» **STATED PROBLEM**: Reproduce all the lines below exactly and omit the images.

***** SUPPLIED INFORMATION

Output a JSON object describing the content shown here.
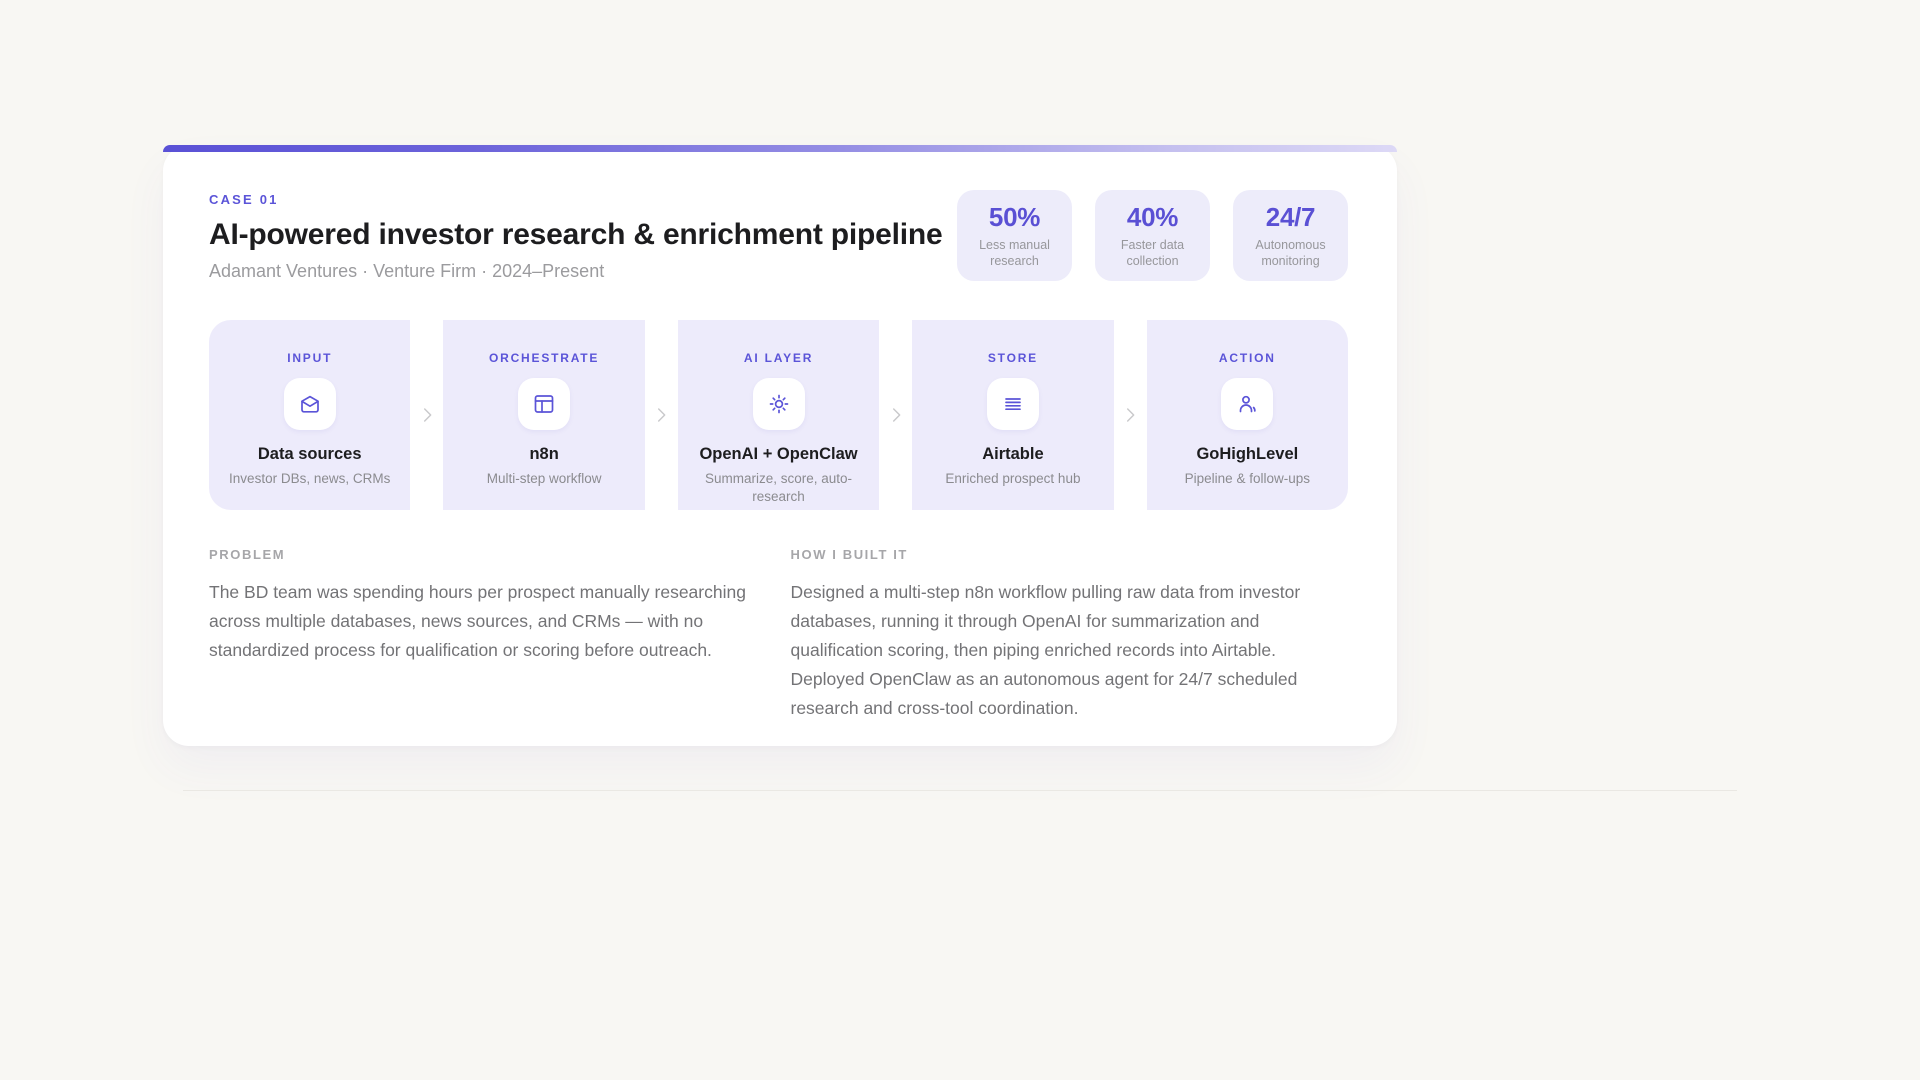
{
  "accent_color": "#5b54d8",
  "page_bg": "#f8f7f3",
  "stage_bg": "#edebfb",
  "card": {
    "kicker": "CASE 01",
    "title": "AI-powered investor research & enrichment pipeline",
    "subtitle": "Adamant Ventures · Venture Firm · 2024–Present"
  },
  "stats": [
    {
      "value": "50%",
      "label": "Less manual research"
    },
    {
      "value": "40%",
      "label": "Faster data collection"
    },
    {
      "value": "24/7",
      "label": "Autonomous monitoring"
    }
  ],
  "pipeline": [
    {
      "stage": "INPUT",
      "icon": "mail-open-icon",
      "name": "Data sources",
      "desc": "Investor DBs, news, CRMs"
    },
    {
      "stage": "ORCHESTRATE",
      "icon": "table-icon",
      "name": "n8n",
      "desc": "Multi-step workflow"
    },
    {
      "stage": "AI LAYER",
      "icon": "sun-icon",
      "name": "OpenAI + OpenClaw",
      "desc": "Summarize, score, auto-research"
    },
    {
      "stage": "STORE",
      "icon": "rows-icon",
      "name": "Airtable",
      "desc": "Enriched prospect hub"
    },
    {
      "stage": "ACTION",
      "icon": "person-icon",
      "name": "GoHighLevel",
      "desc": "Pipeline & follow-ups"
    }
  ],
  "flow_arrow_icon": "chevron-right-icon",
  "sections": [
    {
      "heading": "PROBLEM",
      "body": "The BD team was spending hours per prospect manually researching across multiple databases, news sources, and CRMs — with no standardized process for qualification or scoring before outreach."
    },
    {
      "heading": "HOW I BUILT IT",
      "body": "Designed a multi-step n8n workflow pulling raw data from investor databases, running it through OpenAI for summarization and qualification scoring, then piping enriched records into Airtable. Deployed OpenClaw as an autonomous agent for 24/7 scheduled research and cross-tool coordination."
    }
  ]
}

**********

» **SOLUTION TO THIS PROBLEM**:
Output a JSON object describing the content shown here.
{
  "accent_color": "#5b54d8",
  "page_bg": "#f8f7f3",
  "stage_bg": "#edebfb",
  "card": {
    "kicker": "CASE 01",
    "title": "AI-powered investor research & enrichment pipeline",
    "subtitle": "Adamant Ventures · Venture Firm · 2024–Present"
  },
  "stats": [
    {
      "value": "50%",
      "label": "Less manual research"
    },
    {
      "value": "40%",
      "label": "Faster data collection"
    },
    {
      "value": "24/7",
      "label": "Autonomous monitoring"
    }
  ],
  "pipeline": [
    {
      "stage": "INPUT",
      "icon": "mail-open-icon",
      "name": "Data sources",
      "desc": "Investor DBs, news, CRMs"
    },
    {
      "stage": "ORCHESTRATE",
      "icon": "table-icon",
      "name": "n8n",
      "desc": "Multi-step workflow"
    },
    {
      "stage": "AI LAYER",
      "icon": "sun-icon",
      "name": "OpenAI + OpenClaw",
      "desc": "Summarize, score, auto-research"
    },
    {
      "stage": "STORE",
      "icon": "rows-icon",
      "name": "Airtable",
      "desc": "Enriched prospect hub"
    },
    {
      "stage": "ACTION",
      "icon": "person-icon",
      "name": "GoHighLevel",
      "desc": "Pipeline & follow-ups"
    }
  ],
  "flow_arrow_icon": "chevron-right-icon",
  "sections": [
    {
      "heading": "PROBLEM",
      "body": "The BD team was spending hours per prospect manually researching across multiple databases, news sources, and CRMs — with no standardized process for qualification or scoring before outreach."
    },
    {
      "heading": "HOW I BUILT IT",
      "body": "Designed a multi-step n8n workflow pulling raw data from investor databases, running it through OpenAI for summarization and qualification scoring, then piping enriched records into Airtable. Deployed OpenClaw as an autonomous agent for 24/7 scheduled research and cross-tool coordination."
    }
  ]
}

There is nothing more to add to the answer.